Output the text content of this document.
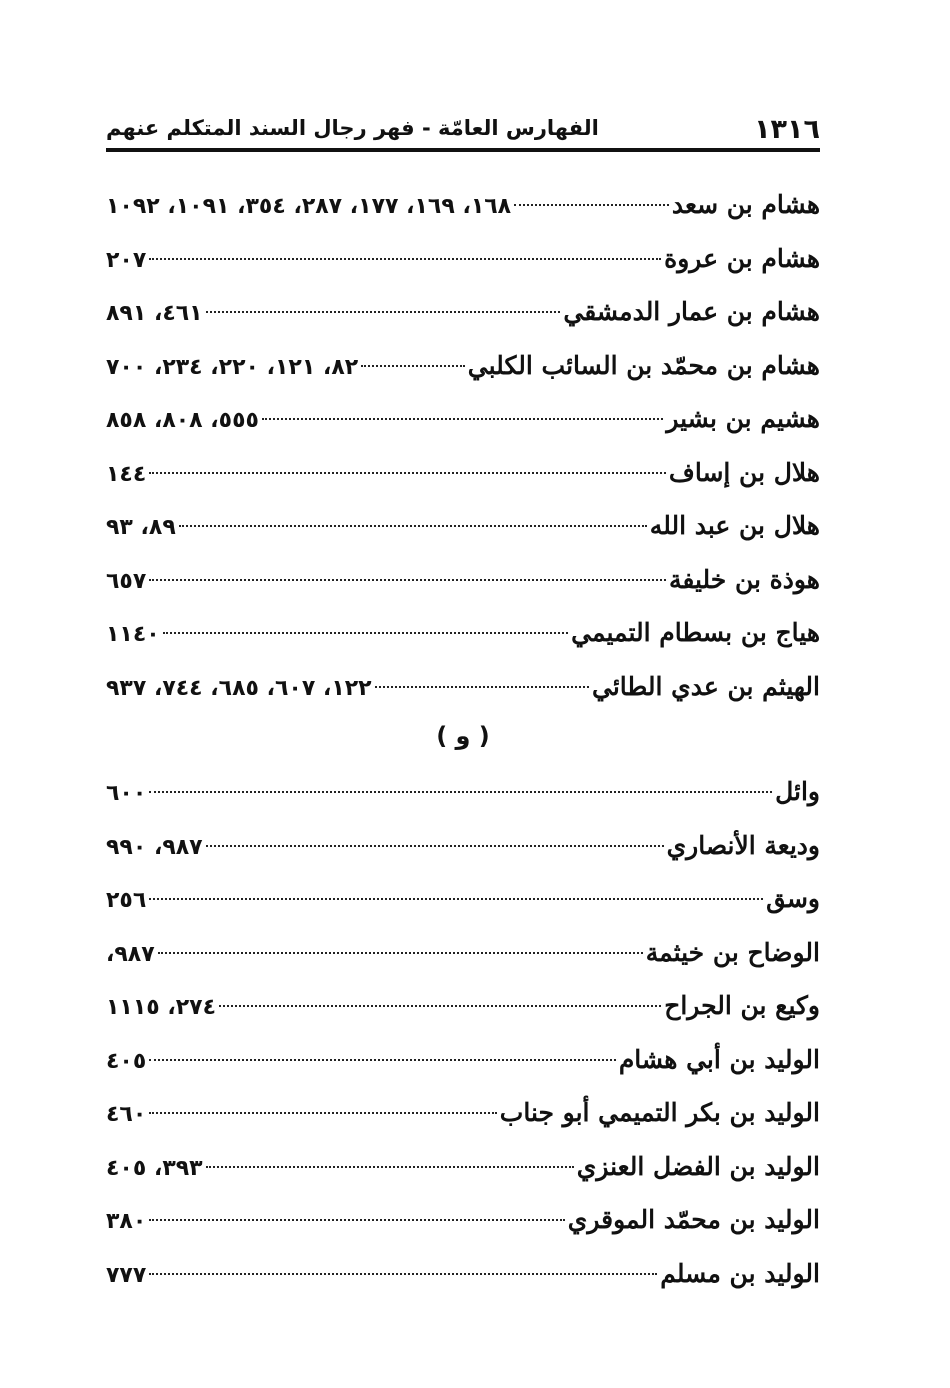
١٣١٦
الفهارس العامّة - فهر رجال السند المتكلم عنهم
هشام بن سعد
١٦٨، ١٦٩، ١٧٧، ٢٨٧، ٣٥٤، ١٠٩١، ١٠٩٢
هشام بن عروة
٢٠٧
هشام بن عمار الدمشقي
٤٦١، ٨٩١
هشام بن محمّد بن السائب الكلبي
٨٢، ١٢١، ٢٢٠، ٢٣٤، ٧٠٠
هشيم بن بشير
٥٥٥، ٨٠٨، ٨٥٨
هلال بن إساف
١٤٤
هلال بن عبد الله
٨٩، ٩٣
هوذة بن خليفة
٦٥٧
هياج بن بسطام التميمي
١١٤٠
الهيثم بن عدي الطائي
١٢٢، ٦٠٧، ٦٨٥، ٧٤٤، ٩٣٧
( و )
وائل
٦٠٠
وديعة الأنصاري
٩٨٧، ٩٩٠
وسق
٢٥٦
الوضاح بن خيثمة
٩٨٧،
وكيع بن الجراح
٢٧٤، ١١١٥
الوليد بن أبي هشام
٤٠٥
الوليد بن بكر التميمي أبو جناب
٤٦٠
الوليد بن الفضل العنزي
٣٩٣، ٤٠٥
الوليد بن محمّد الموقري
٣٨٠
الوليد بن مسلم
٧٧٧
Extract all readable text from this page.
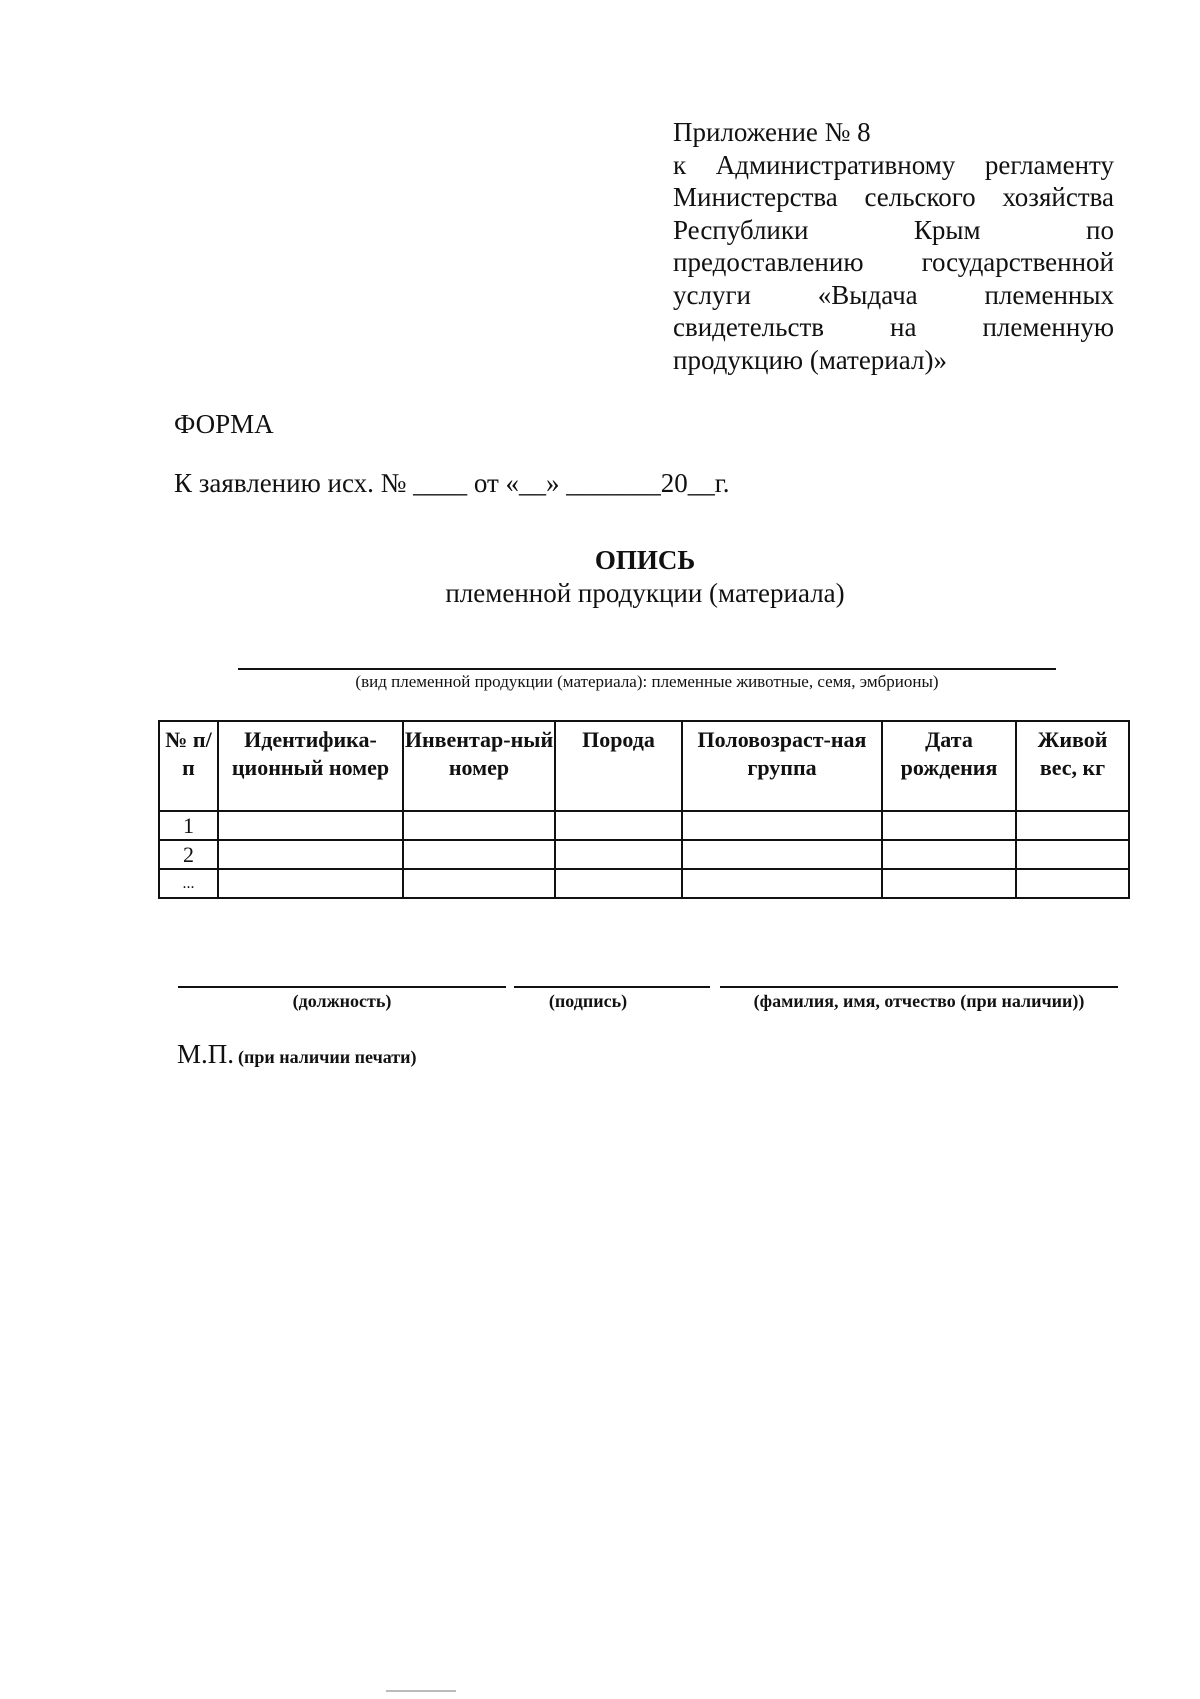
Приложение № 8
к Административному регламенту
Министерства сельского хозяйства
Республики Крым по
предоставлению государственной
услуги «Выдача племенных
свидетельств на племенную
продукцию (материал)»
ФОРМА
К заявлению исх. № ____ от «__» _______20__г.
ОПИСЬ
племенной продукции (материала)
(вид племенной продукции (материала): племенные животные, семя, эмбрионы)
№ п/п	Идентифика-ционный номер	Инвентар-ный номер	Порода	Половозраст-ная группа	Дата рождения	Живой вес, кг
1						
2						
...						
(должность)	(подпись)	(фамилия, имя, отчество (при наличии))
М.П. (при наличии печати)
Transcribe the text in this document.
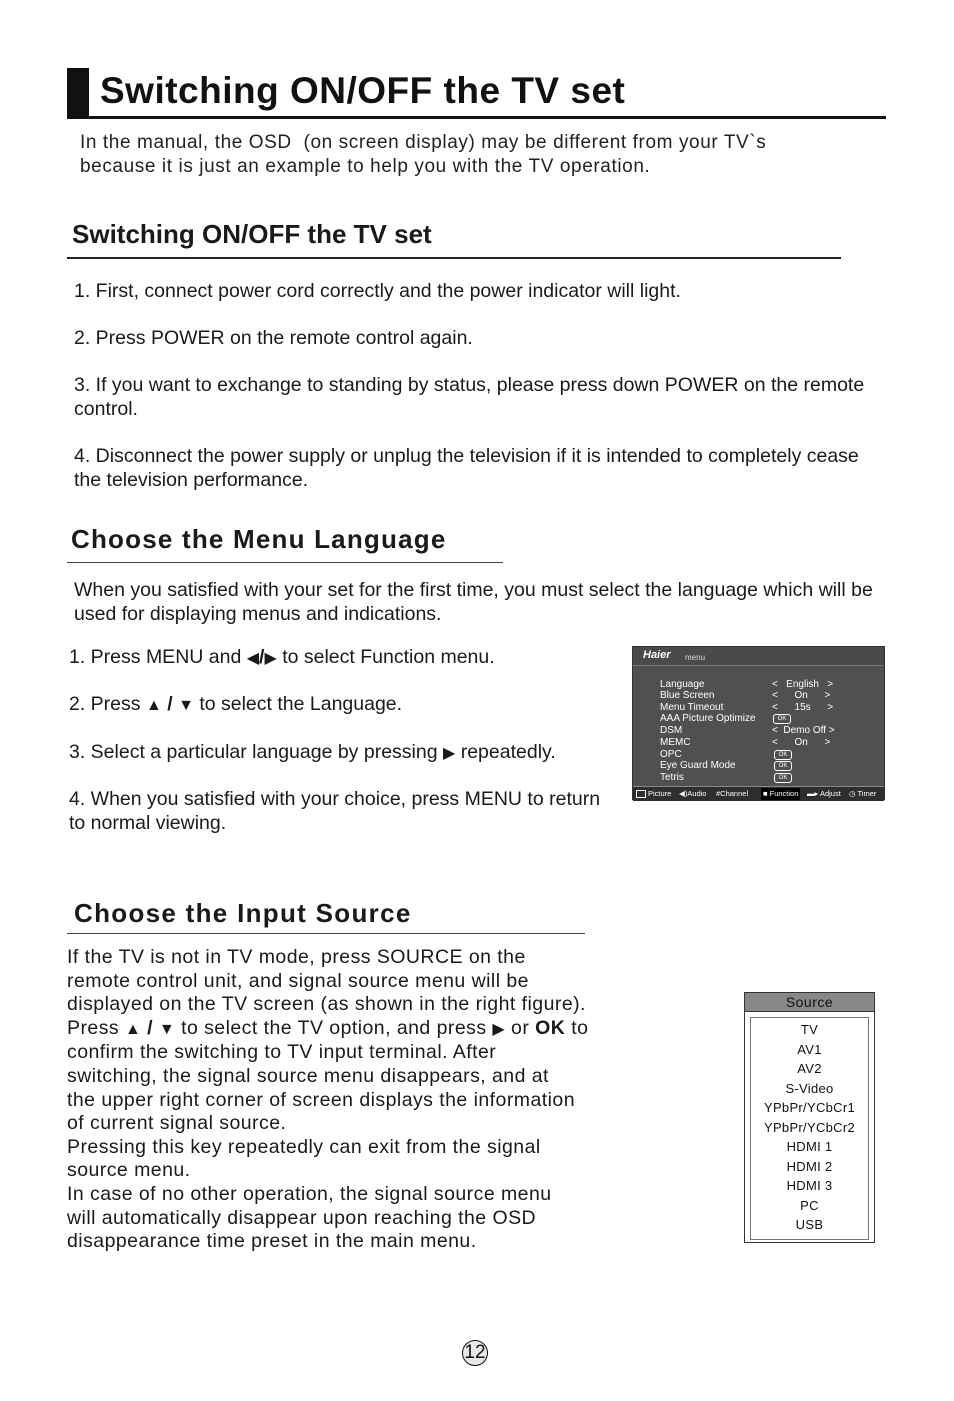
Switching ON/OFF the TV set
In the manual, the OSD  (on screen display) may be different from your TV`s
because it is just an example to help you with the TV operation.
Switching ON/OFF the TV set
1. First, connect power cord correctly and the power indicator will light.
2. Press POWER on the remote control again.
3. If you want to exchange to standing by status, please press down POWER on the remote control.
4. Disconnect the power supply or unplug the television if it is intended to completely cease the television performance.
Choose the Menu Language
When you satisfied with your set for the first time, you must select the language which will be used for displaying menus and indications.
1. Press MENU and ◀/▶ to select Function menu.
2. Press ▲ / ▼ to select the Language.
3. Select a particular language by pressing ▶ repeatedly.
4. When you satisfied with your choice, press MENU to return to normal viewing.
Haier menu
Language	<   English   >
Blue Screen	<      On      >
Menu Timeout	<      15s      >
AAA Picture Optimize	OK
DSM	<  Demo Off >
MEMC	<      On      >
OPC	OK
Eye Guard Mode	OK
Tetris	OK
Picture ◀)Audio #Channel ■ Function ▬▸ Adjust ◷ Timer
Choose the Input Source
If the TV is not in TV mode, press SOURCE on the
remote control unit, and signal source menu will be
displayed on the TV screen (as shown in the right figure).
Press ▲ / ▼ to select the TV option, and press ▶ or OK to
confirm the switching to TV input terminal. After
switching, the signal source menu disappears, and at
the upper right corner of screen displays the information
of current signal source.
Pressing this key repeatedly can exit from the signal
source menu.
In case of no other operation, the signal source menu
will automatically disappear upon reaching the OSD
disappearance time preset in the main menu.
Source
TV
AV1
AV2
S-Video
YPbPr/YCbCr1
YPbPr/YCbCr2
HDMI 1
HDMI 2
HDMI 3
PC
USB
12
──────────────────────────────
Locate the lines above that hold the word "will". Show every one of them.

1. First, connect power cord correctly and the power indicator will light.
When you satisfied with your set for the first time, you must select the language which will be used for displaying menus and indications.
remote control unit, and signal source menu will be
will automatically disappear upon reaching the OSD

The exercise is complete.